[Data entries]
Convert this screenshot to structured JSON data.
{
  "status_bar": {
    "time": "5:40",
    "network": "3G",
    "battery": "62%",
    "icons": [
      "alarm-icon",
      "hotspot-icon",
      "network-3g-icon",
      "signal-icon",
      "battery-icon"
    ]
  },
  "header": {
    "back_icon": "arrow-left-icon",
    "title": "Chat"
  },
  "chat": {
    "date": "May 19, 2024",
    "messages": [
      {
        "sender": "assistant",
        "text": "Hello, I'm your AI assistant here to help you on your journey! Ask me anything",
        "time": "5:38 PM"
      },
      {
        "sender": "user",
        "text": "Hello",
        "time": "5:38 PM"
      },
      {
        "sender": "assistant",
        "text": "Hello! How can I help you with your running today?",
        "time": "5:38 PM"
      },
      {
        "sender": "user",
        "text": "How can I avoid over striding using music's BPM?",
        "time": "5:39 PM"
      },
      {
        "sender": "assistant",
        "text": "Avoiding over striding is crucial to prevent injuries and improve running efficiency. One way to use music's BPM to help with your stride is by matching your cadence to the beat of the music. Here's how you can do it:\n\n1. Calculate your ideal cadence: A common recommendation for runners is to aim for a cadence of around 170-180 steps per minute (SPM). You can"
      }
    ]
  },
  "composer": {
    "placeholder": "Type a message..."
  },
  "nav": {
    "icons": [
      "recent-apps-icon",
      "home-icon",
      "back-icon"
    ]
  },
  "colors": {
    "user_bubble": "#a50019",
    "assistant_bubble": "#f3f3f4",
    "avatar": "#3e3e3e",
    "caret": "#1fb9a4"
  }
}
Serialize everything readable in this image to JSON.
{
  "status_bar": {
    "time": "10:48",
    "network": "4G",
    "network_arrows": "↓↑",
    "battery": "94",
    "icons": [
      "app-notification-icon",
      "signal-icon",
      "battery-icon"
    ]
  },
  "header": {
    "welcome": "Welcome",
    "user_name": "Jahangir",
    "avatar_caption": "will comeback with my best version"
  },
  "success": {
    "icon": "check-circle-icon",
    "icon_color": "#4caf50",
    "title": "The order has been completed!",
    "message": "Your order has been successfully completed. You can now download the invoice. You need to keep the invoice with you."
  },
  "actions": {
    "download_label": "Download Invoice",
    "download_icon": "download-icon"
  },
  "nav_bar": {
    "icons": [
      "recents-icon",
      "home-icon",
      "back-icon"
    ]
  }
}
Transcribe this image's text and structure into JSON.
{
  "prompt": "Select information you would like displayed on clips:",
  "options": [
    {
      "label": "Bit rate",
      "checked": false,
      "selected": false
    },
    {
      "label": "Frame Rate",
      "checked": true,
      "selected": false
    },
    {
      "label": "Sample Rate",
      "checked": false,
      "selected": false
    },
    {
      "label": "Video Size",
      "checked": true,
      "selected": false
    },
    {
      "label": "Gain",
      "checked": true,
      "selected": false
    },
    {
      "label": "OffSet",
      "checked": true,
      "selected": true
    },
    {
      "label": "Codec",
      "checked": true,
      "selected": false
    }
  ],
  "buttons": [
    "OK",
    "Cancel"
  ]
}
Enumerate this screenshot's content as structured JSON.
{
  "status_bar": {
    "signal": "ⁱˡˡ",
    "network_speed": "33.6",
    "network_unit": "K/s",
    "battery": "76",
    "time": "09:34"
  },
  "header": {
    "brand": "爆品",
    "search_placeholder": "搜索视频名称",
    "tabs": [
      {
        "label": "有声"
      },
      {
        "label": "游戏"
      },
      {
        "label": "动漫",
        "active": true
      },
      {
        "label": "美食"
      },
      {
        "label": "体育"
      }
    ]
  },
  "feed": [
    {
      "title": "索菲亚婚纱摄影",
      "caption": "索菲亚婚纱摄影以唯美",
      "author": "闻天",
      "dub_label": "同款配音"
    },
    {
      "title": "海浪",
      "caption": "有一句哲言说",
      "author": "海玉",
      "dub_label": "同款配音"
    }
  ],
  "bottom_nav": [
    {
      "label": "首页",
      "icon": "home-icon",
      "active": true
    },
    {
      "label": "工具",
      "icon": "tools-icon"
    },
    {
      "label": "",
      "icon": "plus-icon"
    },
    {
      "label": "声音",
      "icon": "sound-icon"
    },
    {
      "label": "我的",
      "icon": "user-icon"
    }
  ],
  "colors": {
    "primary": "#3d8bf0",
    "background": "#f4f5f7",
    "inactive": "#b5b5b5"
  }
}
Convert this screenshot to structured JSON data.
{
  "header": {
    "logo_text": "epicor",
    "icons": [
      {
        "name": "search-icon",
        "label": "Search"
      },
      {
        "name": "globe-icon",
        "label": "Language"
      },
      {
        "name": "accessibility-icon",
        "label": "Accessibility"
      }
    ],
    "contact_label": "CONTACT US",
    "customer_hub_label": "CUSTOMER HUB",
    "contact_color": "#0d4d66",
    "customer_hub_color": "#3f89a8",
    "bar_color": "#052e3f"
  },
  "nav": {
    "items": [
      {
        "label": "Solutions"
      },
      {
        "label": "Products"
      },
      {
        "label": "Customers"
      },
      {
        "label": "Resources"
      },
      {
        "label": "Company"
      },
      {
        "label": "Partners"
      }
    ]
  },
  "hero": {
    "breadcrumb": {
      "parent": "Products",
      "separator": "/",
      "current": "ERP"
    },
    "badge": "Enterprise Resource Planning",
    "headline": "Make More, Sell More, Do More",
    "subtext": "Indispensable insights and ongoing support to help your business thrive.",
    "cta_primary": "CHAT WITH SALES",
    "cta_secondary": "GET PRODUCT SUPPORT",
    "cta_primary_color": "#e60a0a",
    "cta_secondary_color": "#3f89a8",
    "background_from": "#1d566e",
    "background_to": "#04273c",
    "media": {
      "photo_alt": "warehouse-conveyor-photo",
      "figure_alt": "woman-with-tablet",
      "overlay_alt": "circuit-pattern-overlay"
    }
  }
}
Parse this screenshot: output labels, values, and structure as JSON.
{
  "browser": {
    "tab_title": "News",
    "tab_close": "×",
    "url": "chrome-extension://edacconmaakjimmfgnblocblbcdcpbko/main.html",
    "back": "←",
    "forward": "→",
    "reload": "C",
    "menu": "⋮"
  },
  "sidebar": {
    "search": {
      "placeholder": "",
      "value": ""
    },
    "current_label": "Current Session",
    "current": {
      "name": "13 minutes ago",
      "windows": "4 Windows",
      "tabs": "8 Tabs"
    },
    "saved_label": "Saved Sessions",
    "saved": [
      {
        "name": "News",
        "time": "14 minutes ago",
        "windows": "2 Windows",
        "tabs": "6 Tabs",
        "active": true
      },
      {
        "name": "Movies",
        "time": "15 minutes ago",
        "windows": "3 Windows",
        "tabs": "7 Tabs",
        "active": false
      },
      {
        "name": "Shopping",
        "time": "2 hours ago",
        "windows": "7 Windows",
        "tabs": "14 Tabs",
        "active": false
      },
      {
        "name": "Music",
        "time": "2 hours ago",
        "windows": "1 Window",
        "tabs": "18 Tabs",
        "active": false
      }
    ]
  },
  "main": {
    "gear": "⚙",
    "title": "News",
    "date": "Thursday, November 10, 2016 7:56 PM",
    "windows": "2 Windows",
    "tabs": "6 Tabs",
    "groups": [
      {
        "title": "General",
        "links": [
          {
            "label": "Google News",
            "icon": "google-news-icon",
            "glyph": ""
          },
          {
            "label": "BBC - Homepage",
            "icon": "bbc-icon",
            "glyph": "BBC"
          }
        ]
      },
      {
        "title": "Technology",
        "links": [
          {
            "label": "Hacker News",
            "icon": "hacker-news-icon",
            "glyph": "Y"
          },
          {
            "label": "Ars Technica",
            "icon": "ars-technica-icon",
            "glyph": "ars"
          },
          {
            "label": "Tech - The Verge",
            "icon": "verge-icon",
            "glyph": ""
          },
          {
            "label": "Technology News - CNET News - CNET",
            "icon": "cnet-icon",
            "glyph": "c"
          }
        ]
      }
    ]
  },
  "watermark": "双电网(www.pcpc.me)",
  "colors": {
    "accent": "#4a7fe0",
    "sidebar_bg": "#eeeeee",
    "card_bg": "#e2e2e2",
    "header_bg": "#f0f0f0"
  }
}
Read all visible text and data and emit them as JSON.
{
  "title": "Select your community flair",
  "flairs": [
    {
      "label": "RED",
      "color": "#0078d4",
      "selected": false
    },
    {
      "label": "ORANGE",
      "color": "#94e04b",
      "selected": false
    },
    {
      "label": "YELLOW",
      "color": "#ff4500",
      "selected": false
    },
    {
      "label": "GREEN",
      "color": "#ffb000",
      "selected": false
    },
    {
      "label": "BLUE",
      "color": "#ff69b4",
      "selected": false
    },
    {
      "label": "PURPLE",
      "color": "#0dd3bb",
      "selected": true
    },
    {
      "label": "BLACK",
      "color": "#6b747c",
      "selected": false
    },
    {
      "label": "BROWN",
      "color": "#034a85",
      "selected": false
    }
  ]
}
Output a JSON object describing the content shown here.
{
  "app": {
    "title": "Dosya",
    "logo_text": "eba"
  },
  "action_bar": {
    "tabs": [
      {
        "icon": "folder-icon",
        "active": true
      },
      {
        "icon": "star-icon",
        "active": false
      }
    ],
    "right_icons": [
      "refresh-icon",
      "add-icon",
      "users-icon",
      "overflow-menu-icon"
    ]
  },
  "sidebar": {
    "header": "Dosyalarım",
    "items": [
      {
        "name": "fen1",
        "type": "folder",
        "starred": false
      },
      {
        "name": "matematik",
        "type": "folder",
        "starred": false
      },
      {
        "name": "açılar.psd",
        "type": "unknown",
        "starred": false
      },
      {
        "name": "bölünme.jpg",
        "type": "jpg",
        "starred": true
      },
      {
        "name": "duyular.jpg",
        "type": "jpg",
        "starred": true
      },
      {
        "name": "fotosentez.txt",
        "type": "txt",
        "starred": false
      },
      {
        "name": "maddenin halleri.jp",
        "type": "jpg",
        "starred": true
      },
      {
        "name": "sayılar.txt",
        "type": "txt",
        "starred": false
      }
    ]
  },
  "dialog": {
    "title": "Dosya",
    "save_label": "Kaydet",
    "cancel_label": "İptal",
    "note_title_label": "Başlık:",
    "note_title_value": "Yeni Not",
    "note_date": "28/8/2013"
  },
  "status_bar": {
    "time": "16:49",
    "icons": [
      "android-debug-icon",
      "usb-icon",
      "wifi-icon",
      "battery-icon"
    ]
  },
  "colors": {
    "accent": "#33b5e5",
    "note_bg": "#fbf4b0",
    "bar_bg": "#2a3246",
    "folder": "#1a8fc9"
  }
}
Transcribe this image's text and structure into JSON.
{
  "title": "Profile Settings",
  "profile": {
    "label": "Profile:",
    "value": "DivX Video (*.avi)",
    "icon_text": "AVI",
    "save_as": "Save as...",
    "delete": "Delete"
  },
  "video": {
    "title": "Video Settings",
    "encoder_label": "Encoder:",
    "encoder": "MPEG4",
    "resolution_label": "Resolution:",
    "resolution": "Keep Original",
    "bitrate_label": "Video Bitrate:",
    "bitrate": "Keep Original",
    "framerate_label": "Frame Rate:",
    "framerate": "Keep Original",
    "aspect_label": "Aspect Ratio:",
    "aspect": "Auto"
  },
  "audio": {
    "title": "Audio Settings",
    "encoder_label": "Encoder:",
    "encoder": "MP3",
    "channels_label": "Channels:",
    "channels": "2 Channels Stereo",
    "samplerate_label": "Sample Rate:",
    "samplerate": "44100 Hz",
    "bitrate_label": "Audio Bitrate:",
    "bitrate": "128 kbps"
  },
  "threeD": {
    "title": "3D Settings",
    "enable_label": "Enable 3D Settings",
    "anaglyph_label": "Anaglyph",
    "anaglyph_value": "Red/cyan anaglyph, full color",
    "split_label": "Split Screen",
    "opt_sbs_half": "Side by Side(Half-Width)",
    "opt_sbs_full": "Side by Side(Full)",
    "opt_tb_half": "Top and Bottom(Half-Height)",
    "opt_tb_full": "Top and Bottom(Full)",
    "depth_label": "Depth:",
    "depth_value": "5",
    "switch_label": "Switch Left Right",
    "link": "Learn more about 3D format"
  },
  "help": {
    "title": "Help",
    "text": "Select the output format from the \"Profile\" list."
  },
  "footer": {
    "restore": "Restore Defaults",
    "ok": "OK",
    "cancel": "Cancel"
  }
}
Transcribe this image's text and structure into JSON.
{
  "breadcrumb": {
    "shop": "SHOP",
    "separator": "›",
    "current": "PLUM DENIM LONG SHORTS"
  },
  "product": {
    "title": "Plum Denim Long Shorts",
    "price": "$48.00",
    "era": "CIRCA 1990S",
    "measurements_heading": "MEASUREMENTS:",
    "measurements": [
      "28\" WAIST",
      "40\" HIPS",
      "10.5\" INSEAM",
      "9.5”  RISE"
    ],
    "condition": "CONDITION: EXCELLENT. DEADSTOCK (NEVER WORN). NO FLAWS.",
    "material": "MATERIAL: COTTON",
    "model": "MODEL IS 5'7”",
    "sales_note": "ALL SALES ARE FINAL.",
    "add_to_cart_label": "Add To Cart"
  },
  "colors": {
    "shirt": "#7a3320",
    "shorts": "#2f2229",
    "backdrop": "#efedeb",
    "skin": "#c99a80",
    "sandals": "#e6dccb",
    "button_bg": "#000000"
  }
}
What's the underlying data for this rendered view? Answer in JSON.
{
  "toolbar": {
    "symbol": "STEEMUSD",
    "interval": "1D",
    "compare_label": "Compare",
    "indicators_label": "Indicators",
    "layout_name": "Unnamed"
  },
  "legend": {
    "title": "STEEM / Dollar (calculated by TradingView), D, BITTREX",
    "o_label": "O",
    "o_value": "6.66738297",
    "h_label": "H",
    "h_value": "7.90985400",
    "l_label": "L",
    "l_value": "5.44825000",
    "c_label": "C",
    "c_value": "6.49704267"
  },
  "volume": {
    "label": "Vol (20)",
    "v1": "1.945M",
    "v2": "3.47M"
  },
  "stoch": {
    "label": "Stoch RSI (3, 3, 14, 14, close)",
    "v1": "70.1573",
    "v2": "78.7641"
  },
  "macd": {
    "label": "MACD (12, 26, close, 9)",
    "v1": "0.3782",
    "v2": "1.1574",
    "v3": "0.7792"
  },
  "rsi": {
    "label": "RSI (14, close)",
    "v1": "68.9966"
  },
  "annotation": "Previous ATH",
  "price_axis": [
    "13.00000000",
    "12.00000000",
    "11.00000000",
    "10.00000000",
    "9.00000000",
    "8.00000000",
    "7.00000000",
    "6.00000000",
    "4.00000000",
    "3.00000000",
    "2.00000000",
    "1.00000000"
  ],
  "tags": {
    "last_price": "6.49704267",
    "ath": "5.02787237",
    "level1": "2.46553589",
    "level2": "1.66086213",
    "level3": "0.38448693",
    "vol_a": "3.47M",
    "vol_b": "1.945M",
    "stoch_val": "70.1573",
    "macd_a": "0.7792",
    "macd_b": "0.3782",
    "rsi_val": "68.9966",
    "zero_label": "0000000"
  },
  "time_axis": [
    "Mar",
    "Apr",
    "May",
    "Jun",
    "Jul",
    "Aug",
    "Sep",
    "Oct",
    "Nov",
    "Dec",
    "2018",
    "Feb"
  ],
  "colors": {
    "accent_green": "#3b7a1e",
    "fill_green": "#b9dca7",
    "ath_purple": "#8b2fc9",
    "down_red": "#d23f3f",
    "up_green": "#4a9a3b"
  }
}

### Exercise details
Each line that holds the word "striding" should be extracted from the records.

### Solution for this problem
        "text": "How can I avoid over striding using music's BPM?",
        "text": "Avoiding over striding is crucial to prevent injuries and improve running efficiency. One way to use music's BPM to help with your stride is by matching your cadence to the beat of the music. Here's how you can do it:\n\n1. Calculate your ideal cadence: A common recommendation for runners is to aim for a cadence of around 170-180 steps per minute (SPM). You can"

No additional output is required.